── SOURCE DOCUMENT

A UK man who injured more than 130 people by ploughing his car into a crowd of Liverpool football fans during May's Premier League victory parade has been jailed for 21-and-a-half years after admitting 31 criminal charges over the incident.
Paul Doyle drove into the mass of fans - hitting adults and children, who bounced off his vehicle or were dragged underneath it - simply because he lost his temper, prosecutors said.
The 54-year-old last month pleaded guilty to charges including nine counts of causing grievous bodily harm with intent and 17 counts of attempting to cause grievous bodily harm, on what would have been the first day of his trial.
Prosecutor Paul Greaney on Monday said Doyle was "a man in a rage whose anger had completely taken hold of him" when he deliberately drove at jubilant fans, injuring 134 people including eight children.
"He not only caused injury on a large scale but he also generated horror in those who had attended what they had thought would be a day of joyfulness," Greaney said.
His lawyer Simon Csoka told the court: "The defendant is horrified by what he did ... he is remorseful, ashamed and deeply sorry for all those who were hurt or suffered."
Doyle sat in the dock at Liverpool Crown Court as Judge Andrew Menary said: "It is almost impossible to comprehend how any right-thinking person could act as you did.
"To drive a vehicle into crowds of pedestrians with such persistence and disregard for human life defies ordinary understanding."
Greaney told the court on Monday that about a million people had come out to celebrate Liverpool's 20th English league title, watching an open-top bus parade featuring the team and its staff with the Premier League trophy.
Doyle drove into the city centre to pick up friends who had been to the parade before - in the space of 77 seconds at nearly 6pm - he ploughed into the crowd while shouting, swearing and beeping his horn as he repeatedly struck pedestrians.
One of Doyle's victims was Anna Bilonozhenko, who was struck by his Ford Galaxy and required surgery for a fractured knee, had left Ukraine for the United Kingdom in 2024.
"We came to this country because of the war in our homeland, hoping to finally feel safe," she said in a statement read on her behalf.
"At first, we did but now that feeling has been taken away ... it feels like losing our safety all over again."
Others who were caught up in the incident described the long-term effects on themselves and their loved ones, saying they were unable to work, care for their families, be in crowded places or watch Liverpool.

────

*PROBLEMS TO WORK ON*:
(a) Repeat word for word everything in the Liverpool parade article from "Doyle sat in" down to "Premier League trophy.".
(b) Decide whether each statement agrees with the Liverpool parade article. Answer yes or no, and quote the deciding words from the article.
(i) Doyle entered his guilty pleas on the day his trial was due to begin.
(ii) Anna Bilonozhenko left Ukraine for the United Kingdom in 2023.
(iii) Eight of the people injured were children.
(c) Answer these questions from the Liverpool parade article.
(i) What make and model of car struck Anna Bilonozhenko?
(ii) Who represented Doyle as his lawyer?
(iii) Which title was the crowd celebrating?

── RECORDS PROVIDED

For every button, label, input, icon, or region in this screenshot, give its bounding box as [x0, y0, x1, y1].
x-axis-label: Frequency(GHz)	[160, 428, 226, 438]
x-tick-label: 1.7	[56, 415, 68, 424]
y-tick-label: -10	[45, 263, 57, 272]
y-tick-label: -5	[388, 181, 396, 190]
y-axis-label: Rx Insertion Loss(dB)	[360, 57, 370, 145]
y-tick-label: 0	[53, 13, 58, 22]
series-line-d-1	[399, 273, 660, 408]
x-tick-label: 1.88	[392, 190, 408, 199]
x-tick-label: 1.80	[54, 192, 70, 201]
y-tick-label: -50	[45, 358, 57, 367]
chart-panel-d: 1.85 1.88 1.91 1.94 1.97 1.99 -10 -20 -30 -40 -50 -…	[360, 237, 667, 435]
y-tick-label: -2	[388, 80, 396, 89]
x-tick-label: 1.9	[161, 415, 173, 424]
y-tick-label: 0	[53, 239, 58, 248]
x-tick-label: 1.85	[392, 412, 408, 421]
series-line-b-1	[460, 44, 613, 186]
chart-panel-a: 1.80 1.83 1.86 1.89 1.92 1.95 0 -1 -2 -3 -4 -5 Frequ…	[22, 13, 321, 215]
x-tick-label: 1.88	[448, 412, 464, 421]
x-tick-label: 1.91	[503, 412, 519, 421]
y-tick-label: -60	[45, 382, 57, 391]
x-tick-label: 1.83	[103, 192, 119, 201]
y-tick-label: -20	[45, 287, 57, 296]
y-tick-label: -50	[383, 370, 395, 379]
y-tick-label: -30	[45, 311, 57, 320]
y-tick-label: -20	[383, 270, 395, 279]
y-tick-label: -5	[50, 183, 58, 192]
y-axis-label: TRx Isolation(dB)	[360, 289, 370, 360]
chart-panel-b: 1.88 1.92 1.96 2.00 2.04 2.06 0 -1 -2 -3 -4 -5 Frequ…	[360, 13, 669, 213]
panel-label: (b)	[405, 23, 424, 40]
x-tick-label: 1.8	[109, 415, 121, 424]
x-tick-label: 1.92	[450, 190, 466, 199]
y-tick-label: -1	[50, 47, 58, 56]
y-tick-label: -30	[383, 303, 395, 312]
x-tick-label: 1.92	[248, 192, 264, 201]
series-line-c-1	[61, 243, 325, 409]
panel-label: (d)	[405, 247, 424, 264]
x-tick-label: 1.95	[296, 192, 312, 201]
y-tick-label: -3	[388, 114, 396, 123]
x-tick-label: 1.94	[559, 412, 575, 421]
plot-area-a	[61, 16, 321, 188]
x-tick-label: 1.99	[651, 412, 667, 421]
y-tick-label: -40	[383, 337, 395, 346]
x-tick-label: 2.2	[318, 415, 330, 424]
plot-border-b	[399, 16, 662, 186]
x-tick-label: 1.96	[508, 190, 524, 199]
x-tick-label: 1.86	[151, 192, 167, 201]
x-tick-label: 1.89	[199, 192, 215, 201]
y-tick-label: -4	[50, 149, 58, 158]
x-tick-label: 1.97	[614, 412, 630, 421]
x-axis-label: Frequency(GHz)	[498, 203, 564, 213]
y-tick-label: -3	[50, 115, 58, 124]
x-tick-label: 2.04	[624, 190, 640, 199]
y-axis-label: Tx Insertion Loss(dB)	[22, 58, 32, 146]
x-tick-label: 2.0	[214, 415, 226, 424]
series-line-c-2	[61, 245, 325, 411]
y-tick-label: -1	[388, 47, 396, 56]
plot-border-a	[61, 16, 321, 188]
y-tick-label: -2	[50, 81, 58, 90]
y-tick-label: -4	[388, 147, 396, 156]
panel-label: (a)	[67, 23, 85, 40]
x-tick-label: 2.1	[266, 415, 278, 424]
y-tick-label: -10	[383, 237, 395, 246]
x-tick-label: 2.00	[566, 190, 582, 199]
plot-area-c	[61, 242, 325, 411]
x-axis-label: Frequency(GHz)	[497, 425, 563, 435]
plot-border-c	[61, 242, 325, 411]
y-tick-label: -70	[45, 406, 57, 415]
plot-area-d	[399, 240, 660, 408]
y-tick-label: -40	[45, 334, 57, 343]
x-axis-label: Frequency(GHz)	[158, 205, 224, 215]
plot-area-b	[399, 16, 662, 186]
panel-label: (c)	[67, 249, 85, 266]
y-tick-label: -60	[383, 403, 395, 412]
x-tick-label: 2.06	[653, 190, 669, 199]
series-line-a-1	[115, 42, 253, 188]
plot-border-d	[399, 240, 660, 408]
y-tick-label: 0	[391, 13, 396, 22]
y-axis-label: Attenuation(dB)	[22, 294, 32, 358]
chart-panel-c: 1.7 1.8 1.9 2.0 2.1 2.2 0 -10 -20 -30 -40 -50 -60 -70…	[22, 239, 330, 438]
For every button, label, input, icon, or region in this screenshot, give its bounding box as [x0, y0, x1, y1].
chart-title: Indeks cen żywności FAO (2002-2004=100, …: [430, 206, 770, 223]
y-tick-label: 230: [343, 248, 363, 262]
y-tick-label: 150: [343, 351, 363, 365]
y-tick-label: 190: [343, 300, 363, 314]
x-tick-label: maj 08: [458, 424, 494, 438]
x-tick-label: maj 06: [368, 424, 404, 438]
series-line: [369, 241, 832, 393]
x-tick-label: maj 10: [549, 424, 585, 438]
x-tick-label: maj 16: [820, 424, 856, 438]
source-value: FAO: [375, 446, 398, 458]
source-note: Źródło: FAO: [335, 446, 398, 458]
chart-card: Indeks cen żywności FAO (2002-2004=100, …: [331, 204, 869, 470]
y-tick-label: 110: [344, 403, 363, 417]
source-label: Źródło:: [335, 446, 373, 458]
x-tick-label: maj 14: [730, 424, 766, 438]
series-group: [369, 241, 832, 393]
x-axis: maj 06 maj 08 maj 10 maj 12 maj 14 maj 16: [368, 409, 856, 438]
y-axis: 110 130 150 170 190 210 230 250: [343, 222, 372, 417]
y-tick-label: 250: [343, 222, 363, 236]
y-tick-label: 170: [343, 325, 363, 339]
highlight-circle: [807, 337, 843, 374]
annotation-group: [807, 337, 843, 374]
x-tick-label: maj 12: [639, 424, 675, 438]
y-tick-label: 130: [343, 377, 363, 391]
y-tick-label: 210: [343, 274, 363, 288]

────

*SET OF ANSWERS*:
(a)
Doyle sat in the dock at Liverpool Crown Court as Judge Andrew Menary said: "It is almost impossible to comprehend how any right-thinking person could act as you did.
"To drive a vehicle into crowds of pedestrians with such persistence and disregard for human life defies ordinary understanding."
Greaney told the court on Monday that about a million people had come out to celebrate Liverpool's 20th English league title, watching an open-top bus parade featuring the team and its staff with the Premier League trophy.

(b)
(i) Yes: "on what would have been the first day of his trial"
(ii) No: "had left Ukraine for the United Kingdom in 2024"
(iii) Yes: "injuring 134 people including eight children"

(c)
(i) A Ford Galaxy
(ii) Simon Csoka
(iii) Liverpool's 20th English league title